# Written request A:
List every song title mentioned in the concert review below.
# Written request B:
According to the concert review below, what instrument was bassist Jones playing that looked about 6 feet long?
# Written request C:
In the concert review below, rewrite the paragraph beginning "Again they were fighting the clock" as a short bulleted list that keeps its main facts.

BEGIN Document section

Another odd fact I never paid any attention to was Matijevic provided some of the vocals behind the lead character in the movie “Rock Star” (2001), for the fictitious band “Steel Dragon”, and the set here for M3 kicked off with “Blood Pollution” from the movie. It was quickly obviously that Matijevic still has that amazing vocal range, and as soon as they broke into “Gimme Gimme” from the debut record, I was rockin’ it. Live they came across as a much heavier band than perhaps is obvious from their records.

Again they were fighting the clock and were only able to play six songs, with the breakdown being 3 tracks from the Steelheart album, “Blood Pollution” and “We All Die Young” from the movie (the latter track was also re-recorded on the “Wait” album released in 1996), and a new track called “Cabernet” that I don’t believe is on any recording to date. Missing from this list is anything from the quite excellent “Good 2B Alive” album which is their most recent recording released in 2008. Also nothing from Tangled In Reins. So much good material left untouched!

Their performance was top notch and the band was firing on all cylinders, with the guitar work from Risola being tight and meaner than I anticipated, while the whirling stage presence from bassist Jones was quite a show. At one point he was playing a vicious looking 6-string Dean bass that I swear looked about 6 feet long. Again, anyone that missed them should be slapping themselves as they were excellent. I’d score them level with Love/Hate at a 9/10. So far so good, eh?

END Document section
BEGIN Data lines

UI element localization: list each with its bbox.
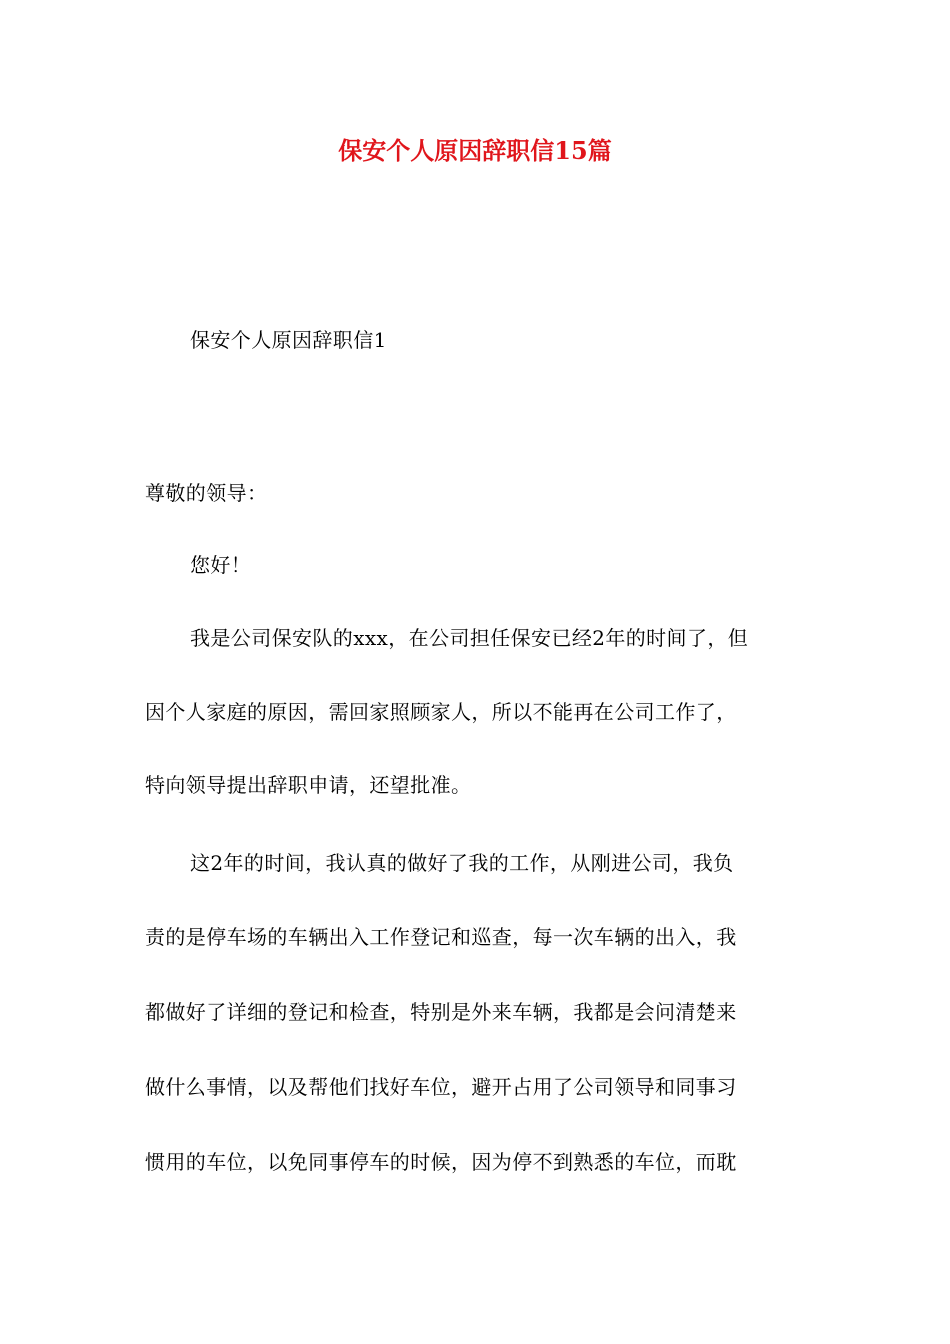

END Data lines

# Task response A:
- "Blood Pollution"
- "Gimme Gimme"
- "We All Die Young"
- "Cabernet"

# Task response B:
A vicious-looking 6-string Dean bass.

# Task response C:
- Time constraints limited the band to six songs.
- Three songs came from the Steelheart album.
- "Blood Pollution" and "We All Die Young" came from the movie; the latter was also re-recorded on the 1996 album "Wait."
- "Cabernet" was a new track that does not appear to be on any recording yet.
- Nothing was played from "Good 2B Alive," their most recent album, released in 2008, or from Tangled In Reins.